■ Required task ■
Pull out all lines from the listing below in which the word "Awareness" appears.

■ Dataset content ■
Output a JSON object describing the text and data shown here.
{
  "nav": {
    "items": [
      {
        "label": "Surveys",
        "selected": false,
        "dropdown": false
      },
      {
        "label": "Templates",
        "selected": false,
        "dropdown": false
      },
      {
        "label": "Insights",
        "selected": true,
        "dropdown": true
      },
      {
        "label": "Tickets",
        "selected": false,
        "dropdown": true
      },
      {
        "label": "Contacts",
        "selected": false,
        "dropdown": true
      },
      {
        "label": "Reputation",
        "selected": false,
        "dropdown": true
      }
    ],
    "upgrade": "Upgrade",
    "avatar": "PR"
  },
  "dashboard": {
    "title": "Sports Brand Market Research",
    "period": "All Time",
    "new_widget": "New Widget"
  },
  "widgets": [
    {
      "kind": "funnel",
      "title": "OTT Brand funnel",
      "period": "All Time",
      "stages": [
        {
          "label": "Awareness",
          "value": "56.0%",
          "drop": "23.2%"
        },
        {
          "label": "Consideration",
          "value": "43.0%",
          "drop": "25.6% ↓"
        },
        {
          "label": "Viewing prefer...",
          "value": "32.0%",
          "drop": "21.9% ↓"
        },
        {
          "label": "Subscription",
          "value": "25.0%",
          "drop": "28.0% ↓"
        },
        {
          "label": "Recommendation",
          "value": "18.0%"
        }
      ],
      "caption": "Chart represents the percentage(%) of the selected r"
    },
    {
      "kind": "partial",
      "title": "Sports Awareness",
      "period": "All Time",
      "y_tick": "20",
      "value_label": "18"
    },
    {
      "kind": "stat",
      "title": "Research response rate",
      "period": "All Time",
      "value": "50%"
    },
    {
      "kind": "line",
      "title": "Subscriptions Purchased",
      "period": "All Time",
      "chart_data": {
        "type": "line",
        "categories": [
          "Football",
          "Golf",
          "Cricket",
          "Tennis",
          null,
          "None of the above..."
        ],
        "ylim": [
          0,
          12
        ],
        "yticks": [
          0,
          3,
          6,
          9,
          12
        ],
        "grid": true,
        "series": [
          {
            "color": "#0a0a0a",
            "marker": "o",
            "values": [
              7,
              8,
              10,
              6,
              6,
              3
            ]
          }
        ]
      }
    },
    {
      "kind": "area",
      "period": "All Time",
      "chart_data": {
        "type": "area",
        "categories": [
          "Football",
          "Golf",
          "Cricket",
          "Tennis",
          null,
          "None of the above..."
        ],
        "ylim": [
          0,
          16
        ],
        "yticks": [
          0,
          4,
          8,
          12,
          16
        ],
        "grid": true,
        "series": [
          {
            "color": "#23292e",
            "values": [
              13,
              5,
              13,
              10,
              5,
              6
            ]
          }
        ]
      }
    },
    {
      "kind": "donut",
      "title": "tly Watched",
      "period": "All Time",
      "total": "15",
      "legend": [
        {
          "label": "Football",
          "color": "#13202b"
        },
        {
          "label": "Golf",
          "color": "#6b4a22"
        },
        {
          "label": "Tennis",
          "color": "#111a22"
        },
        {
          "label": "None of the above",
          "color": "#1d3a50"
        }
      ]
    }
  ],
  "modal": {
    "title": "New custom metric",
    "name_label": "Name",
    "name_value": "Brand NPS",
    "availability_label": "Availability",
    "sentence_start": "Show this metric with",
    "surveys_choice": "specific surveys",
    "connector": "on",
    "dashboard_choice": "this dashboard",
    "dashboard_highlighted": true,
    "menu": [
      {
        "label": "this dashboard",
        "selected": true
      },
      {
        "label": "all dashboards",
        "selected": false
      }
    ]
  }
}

■ Complete response ■
          "label": "Awareness",
      "title": "Sports Awareness",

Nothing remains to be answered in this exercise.